LISTED RECORDS
========

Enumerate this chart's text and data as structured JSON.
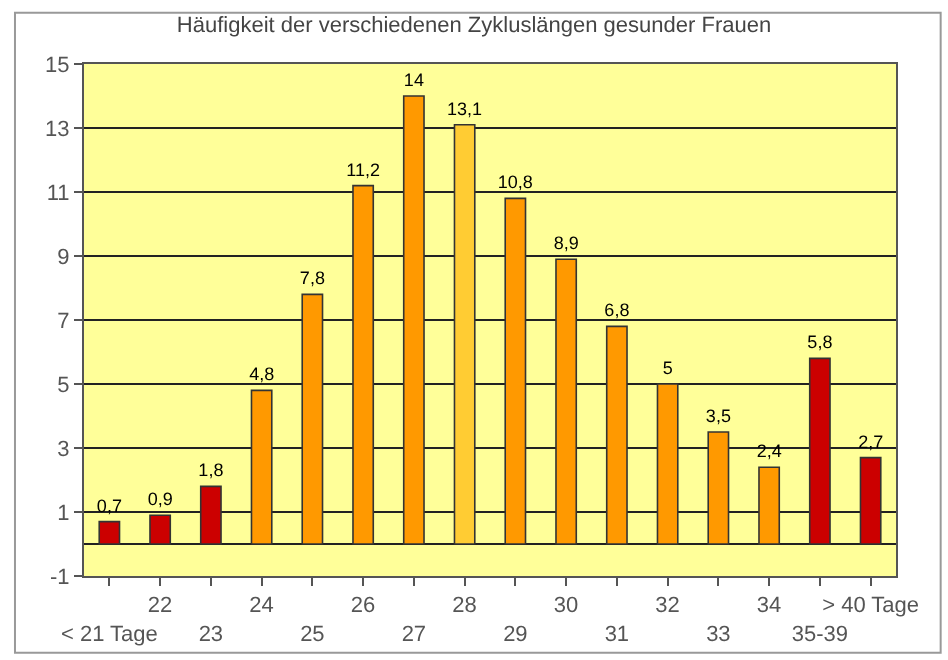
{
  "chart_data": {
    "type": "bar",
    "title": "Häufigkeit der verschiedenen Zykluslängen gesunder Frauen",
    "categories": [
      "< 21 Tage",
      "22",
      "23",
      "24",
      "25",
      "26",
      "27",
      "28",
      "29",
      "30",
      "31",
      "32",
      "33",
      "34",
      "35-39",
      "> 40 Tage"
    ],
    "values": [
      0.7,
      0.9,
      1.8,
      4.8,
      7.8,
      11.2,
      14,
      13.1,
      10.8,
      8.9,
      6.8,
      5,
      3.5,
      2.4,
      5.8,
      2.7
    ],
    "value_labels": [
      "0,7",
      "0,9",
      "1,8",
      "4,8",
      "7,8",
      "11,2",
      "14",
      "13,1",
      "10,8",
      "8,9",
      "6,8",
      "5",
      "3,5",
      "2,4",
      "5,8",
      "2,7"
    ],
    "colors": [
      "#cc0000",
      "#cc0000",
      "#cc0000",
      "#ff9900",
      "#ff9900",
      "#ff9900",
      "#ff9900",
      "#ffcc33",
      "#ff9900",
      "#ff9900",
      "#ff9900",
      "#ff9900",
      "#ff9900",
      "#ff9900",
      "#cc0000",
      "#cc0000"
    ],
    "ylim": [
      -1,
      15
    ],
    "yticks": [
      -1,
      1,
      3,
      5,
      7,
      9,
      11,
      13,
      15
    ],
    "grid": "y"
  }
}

========

INSTRUCTION
Transcribe the records above exactly as they appear, leaving out any pictures.

WORKED ANSWER
Enumerate this chart's text and data as structured JSON.
{
  "chart_data": {
    "type": "bar",
    "title": "Häufigkeit der verschiedenen Zykluslängen gesunder Frauen",
    "categories": [
      "< 21 Tage",
      "22",
      "23",
      "24",
      "25",
      "26",
      "27",
      "28",
      "29",
      "30",
      "31",
      "32",
      "33",
      "34",
      "35-39",
      "> 40 Tage"
    ],
    "values": [
      0.7,
      0.9,
      1.8,
      4.8,
      7.8,
      11.2,
      14,
      13.1,
      10.8,
      8.9,
      6.8,
      5,
      3.5,
      2.4,
      5.8,
      2.7
    ],
    "value_labels": [
      "0,7",
      "0,9",
      "1,8",
      "4,8",
      "7,8",
      "11,2",
      "14",
      "13,1",
      "10,8",
      "8,9",
      "6,8",
      "5",
      "3,5",
      "2,4",
      "5,8",
      "2,7"
    ],
    "colors": [
      "#cc0000",
      "#cc0000",
      "#cc0000",
      "#ff9900",
      "#ff9900",
      "#ff9900",
      "#ff9900",
      "#ffcc33",
      "#ff9900",
      "#ff9900",
      "#ff9900",
      "#ff9900",
      "#ff9900",
      "#ff9900",
      "#cc0000",
      "#cc0000"
    ],
    "ylim": [
      -1,
      15
    ],
    "yticks": [
      -1,
      1,
      3,
      5,
      7,
      9,
      11,
      13,
      15
    ],
    "grid": "y"
  }
}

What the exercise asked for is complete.